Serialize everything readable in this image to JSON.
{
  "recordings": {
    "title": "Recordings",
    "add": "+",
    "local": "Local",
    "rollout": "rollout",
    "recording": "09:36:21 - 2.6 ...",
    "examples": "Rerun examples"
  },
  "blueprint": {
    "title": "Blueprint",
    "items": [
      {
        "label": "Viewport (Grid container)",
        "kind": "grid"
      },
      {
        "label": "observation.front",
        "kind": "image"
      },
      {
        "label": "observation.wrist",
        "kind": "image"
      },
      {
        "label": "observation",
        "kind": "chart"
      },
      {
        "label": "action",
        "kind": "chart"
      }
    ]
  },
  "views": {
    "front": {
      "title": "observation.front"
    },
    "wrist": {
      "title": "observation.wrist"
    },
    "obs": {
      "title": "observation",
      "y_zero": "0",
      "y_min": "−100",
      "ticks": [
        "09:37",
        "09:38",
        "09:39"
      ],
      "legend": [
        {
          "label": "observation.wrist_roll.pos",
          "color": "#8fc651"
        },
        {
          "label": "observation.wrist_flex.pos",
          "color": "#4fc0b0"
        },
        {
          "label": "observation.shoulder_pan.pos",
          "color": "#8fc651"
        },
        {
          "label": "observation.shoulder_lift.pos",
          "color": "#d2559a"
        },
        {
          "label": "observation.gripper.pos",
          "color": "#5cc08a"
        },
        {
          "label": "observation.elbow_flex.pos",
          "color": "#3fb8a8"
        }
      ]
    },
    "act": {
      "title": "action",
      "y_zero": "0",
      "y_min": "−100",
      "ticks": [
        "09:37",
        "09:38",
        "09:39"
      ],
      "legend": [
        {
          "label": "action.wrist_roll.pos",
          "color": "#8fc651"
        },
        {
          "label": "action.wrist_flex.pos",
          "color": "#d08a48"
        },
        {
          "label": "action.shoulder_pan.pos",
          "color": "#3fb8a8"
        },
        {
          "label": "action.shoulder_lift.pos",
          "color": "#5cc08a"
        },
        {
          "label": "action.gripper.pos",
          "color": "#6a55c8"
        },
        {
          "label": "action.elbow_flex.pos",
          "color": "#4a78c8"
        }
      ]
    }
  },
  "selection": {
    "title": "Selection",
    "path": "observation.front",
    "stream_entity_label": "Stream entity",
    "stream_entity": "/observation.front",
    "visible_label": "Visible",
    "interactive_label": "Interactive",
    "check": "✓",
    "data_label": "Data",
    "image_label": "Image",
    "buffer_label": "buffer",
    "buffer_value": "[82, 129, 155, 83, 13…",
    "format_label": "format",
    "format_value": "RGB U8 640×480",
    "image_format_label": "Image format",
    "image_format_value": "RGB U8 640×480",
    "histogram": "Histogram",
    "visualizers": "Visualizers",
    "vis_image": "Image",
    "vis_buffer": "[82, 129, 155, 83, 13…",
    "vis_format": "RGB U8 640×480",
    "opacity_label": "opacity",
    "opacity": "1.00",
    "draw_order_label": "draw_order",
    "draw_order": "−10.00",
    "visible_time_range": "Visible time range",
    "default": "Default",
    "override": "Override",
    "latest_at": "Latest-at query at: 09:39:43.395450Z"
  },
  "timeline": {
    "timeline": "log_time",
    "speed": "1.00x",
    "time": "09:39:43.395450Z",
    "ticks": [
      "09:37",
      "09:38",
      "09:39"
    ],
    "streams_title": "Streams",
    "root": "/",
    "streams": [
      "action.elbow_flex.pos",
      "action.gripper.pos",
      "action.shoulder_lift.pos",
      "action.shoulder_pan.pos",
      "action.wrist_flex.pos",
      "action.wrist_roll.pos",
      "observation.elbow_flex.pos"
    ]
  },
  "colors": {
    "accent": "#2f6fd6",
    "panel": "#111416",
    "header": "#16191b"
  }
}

○ ○ ○ ○ ○

▶ **Task to complete**:
Repeat the data above exactly.

▶ **Reply to the task**:
Serialize everything readable in this image to JSON.
{
  "recordings": {
    "title": "Recordings",
    "add": "+",
    "local": "Local",
    "rollout": "rollout",
    "recording": "09:36:21 - 2.6 ...",
    "examples": "Rerun examples"
  },
  "blueprint": {
    "title": "Blueprint",
    "items": [
      {
        "label": "Viewport (Grid container)",
        "kind": "grid"
      },
      {
        "label": "observation.front",
        "kind": "image"
      },
      {
        "label": "observation.wrist",
        "kind": "image"
      },
      {
        "label": "observation",
        "kind": "chart"
      },
      {
        "label": "action",
        "kind": "chart"
      }
    ]
  },
  "views": {
    "front": {
      "title": "observation.front"
    },
    "wrist": {
      "title": "observation.wrist"
    },
    "obs": {
      "title": "observation",
      "y_zero": "0",
      "y_min": "−100",
      "ticks": [
        "09:37",
        "09:38",
        "09:39"
      ],
      "legend": [
        {
          "label": "observation.wrist_roll.pos",
          "color": "#8fc651"
        },
        {
          "label": "observation.wrist_flex.pos",
          "color": "#4fc0b0"
        },
        {
          "label": "observation.shoulder_pan.pos",
          "color": "#8fc651"
        },
        {
          "label": "observation.shoulder_lift.pos",
          "color": "#d2559a"
        },
        {
          "label": "observation.gripper.pos",
          "color": "#5cc08a"
        },
        {
          "label": "observation.elbow_flex.pos",
          "color": "#3fb8a8"
        }
      ]
    },
    "act": {
      "title": "action",
      "y_zero": "0",
      "y_min": "−100",
      "ticks": [
        "09:37",
        "09:38",
        "09:39"
      ],
      "legend": [
        {
          "label": "action.wrist_roll.pos",
          "color": "#8fc651"
        },
        {
          "label": "action.wrist_flex.pos",
          "color": "#d08a48"
        },
        {
          "label": "action.shoulder_pan.pos",
          "color": "#3fb8a8"
        },
        {
          "label": "action.shoulder_lift.pos",
          "color": "#5cc08a"
        },
        {
          "label": "action.gripper.pos",
          "color": "#6a55c8"
        },
        {
          "label": "action.elbow_flex.pos",
          "color": "#4a78c8"
        }
      ]
    }
  },
  "selection": {
    "title": "Selection",
    "path": "observation.front",
    "stream_entity_label": "Stream entity",
    "stream_entity": "/observation.front",
    "visible_label": "Visible",
    "interactive_label": "Interactive",
    "check": "✓",
    "data_label": "Data",
    "image_label": "Image",
    "buffer_label": "buffer",
    "buffer_value": "[82, 129, 155, 83, 13…",
    "format_label": "format",
    "format_value": "RGB U8 640×480",
    "image_format_label": "Image format",
    "image_format_value": "RGB U8 640×480",
    "histogram": "Histogram",
    "visualizers": "Visualizers",
    "vis_image": "Image",
    "vis_buffer": "[82, 129, 155, 83, 13…",
    "vis_format": "RGB U8 640×480",
    "opacity_label": "opacity",
    "opacity": "1.00",
    "draw_order_label": "draw_order",
    "draw_order": "−10.00",
    "visible_time_range": "Visible time range",
    "default": "Default",
    "override": "Override",
    "latest_at": "Latest-at query at: 09:39:43.395450Z"
  },
  "timeline": {
    "timeline": "log_time",
    "speed": "1.00x",
    "time": "09:39:43.395450Z",
    "ticks": [
      "09:37",
      "09:38",
      "09:39"
    ],
    "streams_title": "Streams",
    "root": "/",
    "streams": [
      "action.elbow_flex.pos",
      "action.gripper.pos",
      "action.shoulder_lift.pos",
      "action.shoulder_pan.pos",
      "action.wrist_flex.pos",
      "action.wrist_roll.pos",
      "observation.elbow_flex.pos"
    ]
  },
  "colors": {
    "accent": "#2f6fd6",
    "panel": "#111416",
    "header": "#16191b"
  }
}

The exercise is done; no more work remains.